* _Task instructions_
Using the listing below, select the lines with the word "тебе" and copy them.

* _Records to process_
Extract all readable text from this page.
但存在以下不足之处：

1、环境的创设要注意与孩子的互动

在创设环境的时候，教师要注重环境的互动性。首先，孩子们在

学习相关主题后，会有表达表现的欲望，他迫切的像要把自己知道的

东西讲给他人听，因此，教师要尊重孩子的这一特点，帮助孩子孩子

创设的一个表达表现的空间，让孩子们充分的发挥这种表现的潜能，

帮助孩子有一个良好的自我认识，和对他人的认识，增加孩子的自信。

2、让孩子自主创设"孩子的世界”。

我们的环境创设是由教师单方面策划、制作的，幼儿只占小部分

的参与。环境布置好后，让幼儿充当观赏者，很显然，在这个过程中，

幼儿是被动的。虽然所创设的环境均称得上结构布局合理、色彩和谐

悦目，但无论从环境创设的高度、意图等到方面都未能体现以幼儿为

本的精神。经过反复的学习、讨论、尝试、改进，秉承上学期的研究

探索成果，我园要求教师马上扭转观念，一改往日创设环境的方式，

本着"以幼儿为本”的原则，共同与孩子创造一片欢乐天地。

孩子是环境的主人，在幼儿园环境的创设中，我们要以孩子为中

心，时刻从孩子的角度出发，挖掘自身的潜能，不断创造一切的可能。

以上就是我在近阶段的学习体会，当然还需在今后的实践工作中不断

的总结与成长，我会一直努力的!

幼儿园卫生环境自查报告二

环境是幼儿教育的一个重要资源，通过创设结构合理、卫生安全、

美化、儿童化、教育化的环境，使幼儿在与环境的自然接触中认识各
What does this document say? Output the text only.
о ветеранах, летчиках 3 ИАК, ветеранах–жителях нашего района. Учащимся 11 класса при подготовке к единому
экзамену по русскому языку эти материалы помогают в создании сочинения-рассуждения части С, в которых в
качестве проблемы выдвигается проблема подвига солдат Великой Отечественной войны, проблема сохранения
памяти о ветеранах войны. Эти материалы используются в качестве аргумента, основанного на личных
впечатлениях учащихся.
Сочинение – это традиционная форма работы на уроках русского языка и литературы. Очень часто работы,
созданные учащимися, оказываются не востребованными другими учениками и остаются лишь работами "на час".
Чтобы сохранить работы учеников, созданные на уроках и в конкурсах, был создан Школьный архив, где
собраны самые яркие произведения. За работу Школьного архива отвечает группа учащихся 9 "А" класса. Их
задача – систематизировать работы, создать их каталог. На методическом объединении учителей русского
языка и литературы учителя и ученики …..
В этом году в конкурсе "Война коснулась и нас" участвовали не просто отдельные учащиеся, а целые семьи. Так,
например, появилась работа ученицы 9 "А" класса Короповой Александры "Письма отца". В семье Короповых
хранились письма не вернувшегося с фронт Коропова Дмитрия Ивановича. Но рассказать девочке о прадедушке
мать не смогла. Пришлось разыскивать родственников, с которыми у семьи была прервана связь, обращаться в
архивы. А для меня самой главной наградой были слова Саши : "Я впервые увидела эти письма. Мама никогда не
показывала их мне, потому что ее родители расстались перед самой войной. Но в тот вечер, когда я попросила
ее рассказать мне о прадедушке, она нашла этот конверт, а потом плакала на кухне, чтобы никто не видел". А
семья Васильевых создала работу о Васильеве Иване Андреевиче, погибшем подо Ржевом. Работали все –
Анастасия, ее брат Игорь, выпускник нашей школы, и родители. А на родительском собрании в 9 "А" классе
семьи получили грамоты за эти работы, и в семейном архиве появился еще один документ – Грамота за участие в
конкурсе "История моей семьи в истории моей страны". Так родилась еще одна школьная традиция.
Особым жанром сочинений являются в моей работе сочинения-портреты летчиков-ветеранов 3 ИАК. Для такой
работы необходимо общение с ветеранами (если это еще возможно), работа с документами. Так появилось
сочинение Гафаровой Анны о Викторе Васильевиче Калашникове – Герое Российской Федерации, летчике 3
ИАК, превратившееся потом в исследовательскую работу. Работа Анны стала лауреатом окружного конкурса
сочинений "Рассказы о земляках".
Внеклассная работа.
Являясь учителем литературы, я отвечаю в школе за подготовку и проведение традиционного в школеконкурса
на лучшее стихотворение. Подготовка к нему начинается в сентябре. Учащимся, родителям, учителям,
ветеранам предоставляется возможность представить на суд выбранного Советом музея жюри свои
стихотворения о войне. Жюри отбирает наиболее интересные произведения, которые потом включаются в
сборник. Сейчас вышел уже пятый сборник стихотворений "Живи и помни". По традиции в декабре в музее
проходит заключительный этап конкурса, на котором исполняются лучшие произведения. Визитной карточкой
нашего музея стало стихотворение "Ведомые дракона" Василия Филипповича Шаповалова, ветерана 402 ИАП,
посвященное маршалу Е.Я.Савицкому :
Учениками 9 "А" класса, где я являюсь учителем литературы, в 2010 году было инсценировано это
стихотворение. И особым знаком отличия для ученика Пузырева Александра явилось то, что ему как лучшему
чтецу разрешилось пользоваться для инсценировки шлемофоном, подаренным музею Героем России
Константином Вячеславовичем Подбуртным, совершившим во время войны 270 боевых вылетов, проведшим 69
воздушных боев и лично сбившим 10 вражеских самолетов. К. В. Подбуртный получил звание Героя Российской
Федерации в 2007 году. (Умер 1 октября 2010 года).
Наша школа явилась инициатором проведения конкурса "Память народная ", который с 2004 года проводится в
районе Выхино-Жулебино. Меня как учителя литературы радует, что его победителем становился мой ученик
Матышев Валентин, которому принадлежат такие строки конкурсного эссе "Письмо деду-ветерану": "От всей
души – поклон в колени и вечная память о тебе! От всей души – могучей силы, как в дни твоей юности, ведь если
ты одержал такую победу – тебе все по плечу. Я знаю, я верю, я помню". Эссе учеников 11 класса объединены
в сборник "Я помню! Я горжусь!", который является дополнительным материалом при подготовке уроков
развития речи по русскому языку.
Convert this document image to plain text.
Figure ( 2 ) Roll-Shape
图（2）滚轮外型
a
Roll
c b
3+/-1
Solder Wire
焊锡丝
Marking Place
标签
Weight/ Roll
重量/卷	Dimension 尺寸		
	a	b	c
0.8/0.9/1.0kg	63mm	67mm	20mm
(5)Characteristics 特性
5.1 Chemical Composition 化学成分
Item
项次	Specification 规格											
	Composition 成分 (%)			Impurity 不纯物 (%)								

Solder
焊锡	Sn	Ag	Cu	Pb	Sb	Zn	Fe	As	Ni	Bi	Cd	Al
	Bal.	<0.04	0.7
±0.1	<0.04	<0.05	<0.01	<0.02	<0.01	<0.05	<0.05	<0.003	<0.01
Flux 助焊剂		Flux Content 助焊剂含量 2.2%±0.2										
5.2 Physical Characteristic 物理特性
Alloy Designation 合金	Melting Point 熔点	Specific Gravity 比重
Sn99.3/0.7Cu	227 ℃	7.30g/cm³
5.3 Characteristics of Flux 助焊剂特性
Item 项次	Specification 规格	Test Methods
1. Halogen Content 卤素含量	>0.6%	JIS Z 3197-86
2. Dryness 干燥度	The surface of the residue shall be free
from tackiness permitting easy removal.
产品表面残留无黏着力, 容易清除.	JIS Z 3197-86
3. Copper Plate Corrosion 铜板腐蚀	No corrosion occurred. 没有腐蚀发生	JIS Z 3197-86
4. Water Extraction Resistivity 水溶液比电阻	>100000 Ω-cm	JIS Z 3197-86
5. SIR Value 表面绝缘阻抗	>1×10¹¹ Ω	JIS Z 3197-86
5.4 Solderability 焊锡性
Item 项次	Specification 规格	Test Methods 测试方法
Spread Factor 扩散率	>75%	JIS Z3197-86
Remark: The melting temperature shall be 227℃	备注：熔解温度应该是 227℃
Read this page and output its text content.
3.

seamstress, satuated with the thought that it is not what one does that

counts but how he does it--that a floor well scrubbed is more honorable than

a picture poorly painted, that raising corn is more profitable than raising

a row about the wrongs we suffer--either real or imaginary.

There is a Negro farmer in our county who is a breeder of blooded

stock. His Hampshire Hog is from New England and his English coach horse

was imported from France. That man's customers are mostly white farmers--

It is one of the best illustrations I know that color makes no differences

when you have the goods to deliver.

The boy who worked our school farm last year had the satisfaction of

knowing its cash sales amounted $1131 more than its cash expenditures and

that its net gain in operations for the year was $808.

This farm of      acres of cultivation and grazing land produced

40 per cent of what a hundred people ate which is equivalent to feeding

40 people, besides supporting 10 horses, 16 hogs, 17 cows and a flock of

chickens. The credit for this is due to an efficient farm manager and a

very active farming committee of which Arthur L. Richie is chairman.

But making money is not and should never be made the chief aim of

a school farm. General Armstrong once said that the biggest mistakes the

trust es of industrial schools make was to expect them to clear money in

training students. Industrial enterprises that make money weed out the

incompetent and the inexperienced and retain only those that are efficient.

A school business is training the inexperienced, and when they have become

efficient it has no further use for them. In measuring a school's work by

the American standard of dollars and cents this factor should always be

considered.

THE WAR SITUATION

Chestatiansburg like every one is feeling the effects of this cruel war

* _Problem solution_
души – поклон в колени и вечная память о тебе! От всей души – могучей силы, как в дни твоей юности, ведь если
ты одержал такую победу – тебе все по плечу. Я знаю, я верю, я помню". Эссе учеников 11 класса объединены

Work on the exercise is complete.